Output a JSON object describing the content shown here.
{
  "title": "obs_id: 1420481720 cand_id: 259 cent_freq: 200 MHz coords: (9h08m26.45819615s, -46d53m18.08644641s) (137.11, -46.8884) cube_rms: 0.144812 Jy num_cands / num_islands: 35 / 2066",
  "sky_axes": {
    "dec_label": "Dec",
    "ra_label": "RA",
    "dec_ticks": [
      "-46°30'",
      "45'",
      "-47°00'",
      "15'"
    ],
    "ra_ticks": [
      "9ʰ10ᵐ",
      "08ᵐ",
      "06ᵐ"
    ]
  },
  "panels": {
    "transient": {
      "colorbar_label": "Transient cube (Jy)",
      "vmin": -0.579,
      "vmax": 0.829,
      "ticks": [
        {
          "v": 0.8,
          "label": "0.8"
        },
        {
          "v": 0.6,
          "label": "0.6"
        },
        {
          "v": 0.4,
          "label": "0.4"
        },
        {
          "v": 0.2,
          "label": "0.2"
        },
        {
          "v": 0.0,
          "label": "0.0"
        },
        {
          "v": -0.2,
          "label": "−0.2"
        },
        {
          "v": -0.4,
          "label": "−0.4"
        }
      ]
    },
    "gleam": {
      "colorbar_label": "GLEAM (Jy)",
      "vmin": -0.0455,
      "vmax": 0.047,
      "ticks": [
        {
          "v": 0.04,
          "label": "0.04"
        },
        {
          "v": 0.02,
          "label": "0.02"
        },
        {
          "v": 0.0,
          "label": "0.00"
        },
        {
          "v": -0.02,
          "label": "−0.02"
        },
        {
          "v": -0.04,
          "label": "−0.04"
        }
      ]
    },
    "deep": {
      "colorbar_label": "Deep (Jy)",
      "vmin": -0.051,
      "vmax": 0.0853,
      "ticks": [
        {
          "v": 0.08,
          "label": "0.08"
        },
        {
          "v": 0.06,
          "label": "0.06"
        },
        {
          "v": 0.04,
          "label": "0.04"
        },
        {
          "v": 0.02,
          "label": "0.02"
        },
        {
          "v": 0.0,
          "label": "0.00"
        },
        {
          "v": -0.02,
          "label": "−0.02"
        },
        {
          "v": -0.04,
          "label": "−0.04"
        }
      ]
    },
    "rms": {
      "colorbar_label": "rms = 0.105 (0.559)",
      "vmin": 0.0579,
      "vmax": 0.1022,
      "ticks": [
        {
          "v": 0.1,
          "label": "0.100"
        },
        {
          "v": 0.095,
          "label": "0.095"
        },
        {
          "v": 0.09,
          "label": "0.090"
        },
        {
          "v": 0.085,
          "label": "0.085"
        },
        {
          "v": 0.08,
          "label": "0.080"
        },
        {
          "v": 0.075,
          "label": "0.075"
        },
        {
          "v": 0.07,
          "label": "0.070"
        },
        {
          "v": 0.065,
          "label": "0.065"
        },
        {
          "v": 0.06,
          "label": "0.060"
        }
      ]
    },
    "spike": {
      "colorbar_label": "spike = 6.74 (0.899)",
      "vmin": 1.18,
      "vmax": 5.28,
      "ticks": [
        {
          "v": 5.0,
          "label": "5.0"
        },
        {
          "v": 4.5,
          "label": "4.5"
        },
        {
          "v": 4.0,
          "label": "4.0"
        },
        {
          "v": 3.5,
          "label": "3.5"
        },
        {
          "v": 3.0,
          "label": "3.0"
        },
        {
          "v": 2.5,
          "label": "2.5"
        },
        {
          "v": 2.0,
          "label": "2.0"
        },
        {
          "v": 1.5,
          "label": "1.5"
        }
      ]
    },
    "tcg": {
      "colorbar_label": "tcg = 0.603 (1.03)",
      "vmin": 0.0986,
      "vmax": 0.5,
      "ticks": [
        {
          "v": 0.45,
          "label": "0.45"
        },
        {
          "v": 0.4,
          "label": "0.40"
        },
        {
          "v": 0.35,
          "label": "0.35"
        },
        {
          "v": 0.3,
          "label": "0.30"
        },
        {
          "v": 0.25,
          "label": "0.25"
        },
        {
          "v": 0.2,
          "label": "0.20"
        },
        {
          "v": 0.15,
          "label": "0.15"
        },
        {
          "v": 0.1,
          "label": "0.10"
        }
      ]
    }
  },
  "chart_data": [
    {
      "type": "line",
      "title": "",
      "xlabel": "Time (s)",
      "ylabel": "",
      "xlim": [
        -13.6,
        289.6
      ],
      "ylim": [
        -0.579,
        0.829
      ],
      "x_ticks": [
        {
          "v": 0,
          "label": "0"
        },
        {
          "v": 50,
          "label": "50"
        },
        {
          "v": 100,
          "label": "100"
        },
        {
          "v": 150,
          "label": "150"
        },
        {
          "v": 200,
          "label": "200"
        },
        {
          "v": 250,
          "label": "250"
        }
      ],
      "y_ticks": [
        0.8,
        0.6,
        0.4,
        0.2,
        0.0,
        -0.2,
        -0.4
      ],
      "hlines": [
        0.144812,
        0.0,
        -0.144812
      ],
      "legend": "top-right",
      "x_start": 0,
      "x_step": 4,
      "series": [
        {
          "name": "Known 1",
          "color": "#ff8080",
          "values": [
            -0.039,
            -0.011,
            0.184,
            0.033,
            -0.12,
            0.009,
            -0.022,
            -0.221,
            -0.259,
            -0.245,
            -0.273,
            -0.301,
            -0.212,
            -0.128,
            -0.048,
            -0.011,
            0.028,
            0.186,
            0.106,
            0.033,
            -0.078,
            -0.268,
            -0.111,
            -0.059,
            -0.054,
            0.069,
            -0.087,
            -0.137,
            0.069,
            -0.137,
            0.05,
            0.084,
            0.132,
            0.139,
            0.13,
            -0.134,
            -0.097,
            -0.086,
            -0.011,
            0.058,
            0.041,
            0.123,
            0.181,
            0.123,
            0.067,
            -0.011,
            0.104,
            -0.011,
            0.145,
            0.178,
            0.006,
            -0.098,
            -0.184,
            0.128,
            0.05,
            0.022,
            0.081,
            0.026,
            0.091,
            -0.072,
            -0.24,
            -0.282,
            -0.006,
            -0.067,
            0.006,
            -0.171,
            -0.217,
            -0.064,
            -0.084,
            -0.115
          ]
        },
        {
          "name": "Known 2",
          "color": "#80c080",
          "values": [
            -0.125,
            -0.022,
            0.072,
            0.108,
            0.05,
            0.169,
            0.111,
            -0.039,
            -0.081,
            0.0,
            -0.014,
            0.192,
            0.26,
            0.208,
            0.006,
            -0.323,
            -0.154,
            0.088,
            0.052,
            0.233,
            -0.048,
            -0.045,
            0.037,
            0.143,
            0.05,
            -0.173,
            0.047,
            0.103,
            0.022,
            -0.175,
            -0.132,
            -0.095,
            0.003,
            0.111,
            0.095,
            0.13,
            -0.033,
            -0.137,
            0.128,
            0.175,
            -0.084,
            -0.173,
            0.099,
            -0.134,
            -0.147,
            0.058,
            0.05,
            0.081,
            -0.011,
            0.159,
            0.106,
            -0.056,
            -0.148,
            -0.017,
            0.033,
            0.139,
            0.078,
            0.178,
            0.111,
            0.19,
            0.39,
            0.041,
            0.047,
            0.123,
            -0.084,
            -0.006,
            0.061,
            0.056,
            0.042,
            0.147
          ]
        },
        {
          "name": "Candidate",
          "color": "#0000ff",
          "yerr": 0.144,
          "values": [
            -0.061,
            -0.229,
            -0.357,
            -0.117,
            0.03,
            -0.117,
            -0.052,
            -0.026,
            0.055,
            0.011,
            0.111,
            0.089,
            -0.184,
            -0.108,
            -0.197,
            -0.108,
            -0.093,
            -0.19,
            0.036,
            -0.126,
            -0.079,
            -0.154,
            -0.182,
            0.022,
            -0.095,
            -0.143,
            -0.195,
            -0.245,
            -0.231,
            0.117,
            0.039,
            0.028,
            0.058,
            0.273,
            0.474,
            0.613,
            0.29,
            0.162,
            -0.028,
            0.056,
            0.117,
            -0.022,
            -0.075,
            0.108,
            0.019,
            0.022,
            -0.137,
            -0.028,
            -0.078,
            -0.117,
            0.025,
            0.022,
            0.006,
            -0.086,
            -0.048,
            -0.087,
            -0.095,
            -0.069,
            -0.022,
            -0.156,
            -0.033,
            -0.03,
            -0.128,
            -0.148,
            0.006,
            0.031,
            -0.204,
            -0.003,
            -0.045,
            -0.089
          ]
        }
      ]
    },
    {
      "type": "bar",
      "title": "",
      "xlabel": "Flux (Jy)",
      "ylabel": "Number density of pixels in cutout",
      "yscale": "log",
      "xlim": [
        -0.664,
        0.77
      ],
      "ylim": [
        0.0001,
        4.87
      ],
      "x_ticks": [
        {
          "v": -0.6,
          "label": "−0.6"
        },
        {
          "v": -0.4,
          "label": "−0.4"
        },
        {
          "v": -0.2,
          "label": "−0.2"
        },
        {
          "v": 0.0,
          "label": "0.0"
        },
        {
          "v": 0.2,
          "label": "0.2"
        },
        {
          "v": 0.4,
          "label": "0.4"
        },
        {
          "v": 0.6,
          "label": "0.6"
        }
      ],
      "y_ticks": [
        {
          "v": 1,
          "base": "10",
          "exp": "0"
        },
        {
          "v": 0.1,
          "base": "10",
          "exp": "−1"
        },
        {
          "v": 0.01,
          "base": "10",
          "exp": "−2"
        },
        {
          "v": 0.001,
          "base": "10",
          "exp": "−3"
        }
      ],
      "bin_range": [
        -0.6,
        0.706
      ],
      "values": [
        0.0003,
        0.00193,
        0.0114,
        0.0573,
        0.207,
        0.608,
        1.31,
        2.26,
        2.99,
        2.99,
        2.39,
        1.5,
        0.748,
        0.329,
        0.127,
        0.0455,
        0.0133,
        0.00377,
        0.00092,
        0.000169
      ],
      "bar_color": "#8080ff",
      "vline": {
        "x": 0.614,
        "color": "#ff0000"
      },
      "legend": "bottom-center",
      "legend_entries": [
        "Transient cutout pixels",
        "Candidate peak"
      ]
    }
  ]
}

◆ ◆ ◆ ◆ ◆ ◆ ◆

▸ DIRECTIVE
Gather each line from the listing above that holds "name".

▸ TASK OUTPUT
          "name": "Known 1",
          "name": "Known 2",
          "name": "Candidate",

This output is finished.